» Task to carry out
Pull every line of the entries that has the word "price".

start Data entries

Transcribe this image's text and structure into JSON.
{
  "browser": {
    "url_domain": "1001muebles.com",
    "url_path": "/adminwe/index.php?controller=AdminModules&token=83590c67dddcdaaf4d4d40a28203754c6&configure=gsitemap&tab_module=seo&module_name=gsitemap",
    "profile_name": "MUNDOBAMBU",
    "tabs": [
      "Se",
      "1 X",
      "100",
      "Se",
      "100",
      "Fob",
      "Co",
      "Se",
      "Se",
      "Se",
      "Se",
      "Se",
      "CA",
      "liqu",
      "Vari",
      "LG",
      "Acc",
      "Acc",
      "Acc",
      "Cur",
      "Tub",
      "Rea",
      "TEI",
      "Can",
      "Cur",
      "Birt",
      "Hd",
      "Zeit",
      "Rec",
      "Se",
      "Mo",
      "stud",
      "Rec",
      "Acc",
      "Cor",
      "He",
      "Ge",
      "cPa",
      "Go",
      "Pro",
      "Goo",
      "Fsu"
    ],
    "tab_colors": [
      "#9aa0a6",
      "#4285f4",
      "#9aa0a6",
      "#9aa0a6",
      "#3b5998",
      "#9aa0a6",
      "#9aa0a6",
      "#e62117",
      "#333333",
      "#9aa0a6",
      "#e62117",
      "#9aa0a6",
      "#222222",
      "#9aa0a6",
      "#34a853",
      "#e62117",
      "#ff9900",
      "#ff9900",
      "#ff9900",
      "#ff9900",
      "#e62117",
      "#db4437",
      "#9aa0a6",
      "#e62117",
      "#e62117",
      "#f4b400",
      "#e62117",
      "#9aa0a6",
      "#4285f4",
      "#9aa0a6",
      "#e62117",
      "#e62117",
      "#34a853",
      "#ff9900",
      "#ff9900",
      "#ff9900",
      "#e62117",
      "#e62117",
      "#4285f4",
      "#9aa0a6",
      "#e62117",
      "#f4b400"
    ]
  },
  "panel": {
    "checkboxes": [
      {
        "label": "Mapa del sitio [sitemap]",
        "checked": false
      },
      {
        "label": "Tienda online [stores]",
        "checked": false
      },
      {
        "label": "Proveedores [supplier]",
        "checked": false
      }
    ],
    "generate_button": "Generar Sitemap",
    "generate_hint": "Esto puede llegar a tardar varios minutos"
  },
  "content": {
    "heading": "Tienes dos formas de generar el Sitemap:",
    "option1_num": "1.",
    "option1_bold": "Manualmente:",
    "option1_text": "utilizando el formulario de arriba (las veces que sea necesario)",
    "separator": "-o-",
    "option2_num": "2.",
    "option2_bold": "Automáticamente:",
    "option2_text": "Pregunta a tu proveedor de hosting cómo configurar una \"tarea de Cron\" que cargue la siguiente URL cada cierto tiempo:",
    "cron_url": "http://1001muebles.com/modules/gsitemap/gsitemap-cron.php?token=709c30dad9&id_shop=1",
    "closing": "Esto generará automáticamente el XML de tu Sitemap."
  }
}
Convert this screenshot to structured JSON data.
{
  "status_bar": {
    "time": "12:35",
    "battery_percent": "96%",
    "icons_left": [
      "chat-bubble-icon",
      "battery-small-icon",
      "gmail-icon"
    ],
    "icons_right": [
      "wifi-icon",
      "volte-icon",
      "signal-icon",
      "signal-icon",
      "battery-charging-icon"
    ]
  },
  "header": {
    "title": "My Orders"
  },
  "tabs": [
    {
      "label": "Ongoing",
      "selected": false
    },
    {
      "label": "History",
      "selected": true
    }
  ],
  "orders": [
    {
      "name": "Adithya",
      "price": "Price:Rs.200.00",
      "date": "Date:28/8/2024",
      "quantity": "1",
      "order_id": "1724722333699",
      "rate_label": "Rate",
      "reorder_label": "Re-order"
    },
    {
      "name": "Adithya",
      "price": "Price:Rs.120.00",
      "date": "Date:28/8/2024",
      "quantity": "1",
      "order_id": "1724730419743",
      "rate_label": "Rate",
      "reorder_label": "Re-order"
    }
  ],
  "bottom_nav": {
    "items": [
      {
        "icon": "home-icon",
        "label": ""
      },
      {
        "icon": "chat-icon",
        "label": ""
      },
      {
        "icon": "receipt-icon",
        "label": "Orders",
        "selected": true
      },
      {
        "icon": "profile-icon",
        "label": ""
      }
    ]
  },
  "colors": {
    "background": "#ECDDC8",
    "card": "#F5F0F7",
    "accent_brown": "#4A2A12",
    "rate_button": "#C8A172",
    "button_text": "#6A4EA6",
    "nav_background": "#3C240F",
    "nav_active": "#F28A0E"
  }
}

end Data entries

» Full output
      "price": "Price:Rs.200.00",
      "price": "Price:Rs.120.00",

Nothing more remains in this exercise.